** Excerpted text follows **

    You can obfuscate all you like but it’s not a tax.

  24. CharleyFarleyFive

    Even the BBC, champion of the left knows it’s not a tax:-

    ‘A change in housing benefit rules, introduced in April 2013, has been dubbed the “bedroom tax” by Labour and, for many, the name has stuck.
    Strictly speaking, though, it is not a tax at all.’

    http://www.bbc.co.uk/news/business-21321113

  25. Tom

    What a cogent argument.

  26. Tom

    A ‘champion of the left’ that routinely gives more airtime to right-wing views?

    http://www.democraticaudit.com/?p=1326

  27. CharleyFarleyFive

    You believe that if you want to, meanwhile, back in the real world…

  28. CharleyFarleyFive

    None required, it’s an axiom.

  29. Tom

    Well, that’s me convinced then.

  30. Tom

    Yeah, where grumpy right-wingers moan about anything they don’t like having a left-wing bias. Why not try producing some actual evidence, or doing your own study?

  31. CharleyFarleyFive

    There’s no point trying to convince you, if you’re going to take the position that the Pope’s not Catholic, what would be the point of arguing otherwise.

    You’re either disingenuous, ignorant or pushing an agenda. I’d argue for all three.

  32. Tom

    So a free-market think tank and some quotes. Give the man a PhD!

** End of Excerpted text **
** Information supplied follows **

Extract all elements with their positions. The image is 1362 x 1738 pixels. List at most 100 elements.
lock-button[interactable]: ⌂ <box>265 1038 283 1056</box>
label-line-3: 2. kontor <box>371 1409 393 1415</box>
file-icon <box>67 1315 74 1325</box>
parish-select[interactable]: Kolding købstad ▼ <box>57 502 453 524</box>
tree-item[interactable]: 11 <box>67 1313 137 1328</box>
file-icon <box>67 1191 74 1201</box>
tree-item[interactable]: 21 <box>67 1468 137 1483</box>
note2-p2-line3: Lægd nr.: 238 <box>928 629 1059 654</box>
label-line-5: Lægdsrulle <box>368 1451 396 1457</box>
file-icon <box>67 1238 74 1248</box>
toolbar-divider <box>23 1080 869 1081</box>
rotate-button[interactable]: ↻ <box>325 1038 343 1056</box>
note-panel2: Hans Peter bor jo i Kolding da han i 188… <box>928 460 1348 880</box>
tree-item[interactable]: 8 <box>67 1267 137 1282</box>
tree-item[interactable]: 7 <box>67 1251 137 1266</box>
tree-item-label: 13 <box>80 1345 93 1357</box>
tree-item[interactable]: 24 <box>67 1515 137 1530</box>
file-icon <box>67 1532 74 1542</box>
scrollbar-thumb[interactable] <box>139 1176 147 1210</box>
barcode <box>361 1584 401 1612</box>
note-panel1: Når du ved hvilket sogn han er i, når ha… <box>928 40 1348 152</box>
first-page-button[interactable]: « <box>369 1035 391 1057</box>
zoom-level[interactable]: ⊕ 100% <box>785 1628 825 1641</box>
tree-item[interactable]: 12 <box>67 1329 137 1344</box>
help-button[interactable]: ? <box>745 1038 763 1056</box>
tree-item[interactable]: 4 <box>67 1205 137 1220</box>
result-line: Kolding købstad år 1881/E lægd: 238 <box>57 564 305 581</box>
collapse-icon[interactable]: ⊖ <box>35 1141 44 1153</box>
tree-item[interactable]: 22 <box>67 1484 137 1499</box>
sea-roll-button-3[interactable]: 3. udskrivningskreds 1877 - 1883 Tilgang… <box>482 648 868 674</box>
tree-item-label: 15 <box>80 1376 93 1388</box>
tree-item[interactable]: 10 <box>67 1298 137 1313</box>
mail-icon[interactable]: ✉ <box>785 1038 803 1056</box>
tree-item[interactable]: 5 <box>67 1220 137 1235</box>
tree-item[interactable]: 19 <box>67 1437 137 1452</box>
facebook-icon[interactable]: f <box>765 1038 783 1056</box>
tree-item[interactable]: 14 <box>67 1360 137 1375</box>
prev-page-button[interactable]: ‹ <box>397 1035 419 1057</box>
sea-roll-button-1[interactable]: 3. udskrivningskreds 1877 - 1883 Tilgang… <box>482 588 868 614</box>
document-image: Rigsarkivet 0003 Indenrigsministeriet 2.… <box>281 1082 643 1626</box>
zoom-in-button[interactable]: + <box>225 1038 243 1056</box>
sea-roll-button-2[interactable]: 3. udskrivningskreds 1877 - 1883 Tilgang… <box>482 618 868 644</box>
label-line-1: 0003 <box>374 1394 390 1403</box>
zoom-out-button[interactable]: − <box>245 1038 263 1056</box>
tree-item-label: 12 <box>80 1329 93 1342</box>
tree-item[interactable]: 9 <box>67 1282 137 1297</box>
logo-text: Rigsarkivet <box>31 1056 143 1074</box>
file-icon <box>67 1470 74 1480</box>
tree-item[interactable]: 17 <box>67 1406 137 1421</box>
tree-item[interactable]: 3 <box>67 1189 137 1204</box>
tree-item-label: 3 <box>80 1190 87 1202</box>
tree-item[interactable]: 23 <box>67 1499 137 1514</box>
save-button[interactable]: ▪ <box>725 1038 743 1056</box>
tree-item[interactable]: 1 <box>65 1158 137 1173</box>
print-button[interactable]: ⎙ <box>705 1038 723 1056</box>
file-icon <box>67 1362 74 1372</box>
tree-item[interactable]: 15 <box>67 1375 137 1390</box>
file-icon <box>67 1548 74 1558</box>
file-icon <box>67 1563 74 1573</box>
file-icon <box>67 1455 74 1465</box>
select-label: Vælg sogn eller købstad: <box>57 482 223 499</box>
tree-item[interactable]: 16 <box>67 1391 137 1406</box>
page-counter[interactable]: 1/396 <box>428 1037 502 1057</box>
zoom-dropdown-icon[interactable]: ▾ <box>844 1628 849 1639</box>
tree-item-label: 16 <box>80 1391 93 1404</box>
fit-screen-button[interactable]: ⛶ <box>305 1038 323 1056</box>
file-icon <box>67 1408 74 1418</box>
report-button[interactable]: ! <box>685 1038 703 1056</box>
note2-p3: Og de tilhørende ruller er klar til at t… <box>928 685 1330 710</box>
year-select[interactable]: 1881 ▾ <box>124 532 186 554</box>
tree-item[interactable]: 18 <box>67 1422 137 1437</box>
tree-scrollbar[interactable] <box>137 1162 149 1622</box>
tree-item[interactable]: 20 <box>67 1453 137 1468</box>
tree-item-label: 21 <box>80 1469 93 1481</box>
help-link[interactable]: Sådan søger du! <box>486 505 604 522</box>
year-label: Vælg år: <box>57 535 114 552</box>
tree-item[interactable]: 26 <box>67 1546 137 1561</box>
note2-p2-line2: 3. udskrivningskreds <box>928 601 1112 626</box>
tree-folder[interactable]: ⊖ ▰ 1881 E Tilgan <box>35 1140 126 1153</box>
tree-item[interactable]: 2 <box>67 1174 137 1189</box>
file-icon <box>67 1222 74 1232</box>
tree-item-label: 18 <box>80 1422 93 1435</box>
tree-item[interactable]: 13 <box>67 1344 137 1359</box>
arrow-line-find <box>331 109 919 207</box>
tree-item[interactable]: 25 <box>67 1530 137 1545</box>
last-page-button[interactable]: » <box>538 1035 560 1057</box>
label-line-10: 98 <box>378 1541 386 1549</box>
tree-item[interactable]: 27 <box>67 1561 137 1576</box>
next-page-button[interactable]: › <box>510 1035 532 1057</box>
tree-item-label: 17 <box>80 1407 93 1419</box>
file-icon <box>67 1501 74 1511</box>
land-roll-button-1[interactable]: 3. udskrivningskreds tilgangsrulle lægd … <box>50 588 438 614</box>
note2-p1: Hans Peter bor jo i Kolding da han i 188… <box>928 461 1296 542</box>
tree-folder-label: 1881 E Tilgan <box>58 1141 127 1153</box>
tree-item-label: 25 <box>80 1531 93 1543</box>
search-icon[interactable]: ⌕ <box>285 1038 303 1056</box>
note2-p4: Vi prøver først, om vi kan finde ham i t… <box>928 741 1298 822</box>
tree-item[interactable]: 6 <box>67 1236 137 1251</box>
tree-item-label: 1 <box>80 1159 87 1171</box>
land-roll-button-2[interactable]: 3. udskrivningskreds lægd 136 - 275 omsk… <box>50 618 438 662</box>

** End of Information supplied **

Your tasks:
A: According to the BBC passage quoted in the comment thread about the bedroom tax, which party gave the housing benefit rule change the name "bedroom tax"?
B: Extend the comment thread about the bedroom tax by writing the next comment after the last one shown.
Nothing in the listing is needed here.

Results of the exercise:
A: Labour.

B:
  33. treborc1

    It is a spare rook subsidy labour LHA is a tax , now then I Live in a one bedroom Bungalow, it says in my contract it is a one bedroom property for the disabled although you would not think it’s for the disabled it has three steps to get in and it’s normal inside for normal people.

    Now then when I was getting my rent and council tax paid they made a visit to have look at the property, it has a tiny kitchen you can not swing anything in never mind a cat , it has a living room which is tiny one settee only and it had a bedroom bathroom and dinning room, the council stated we can serve food in the living room as most people eat while watching TV and the council said you have a room which is spare and can be used as a bedroom so you have a spare room so you will pay £14 a week extra .

    Both the LHA and the spare room subsidy are in the main to attack the poorest who rent and need council allowance and council tax payments bopth labour and the Tories came up with it and both are as much to blame.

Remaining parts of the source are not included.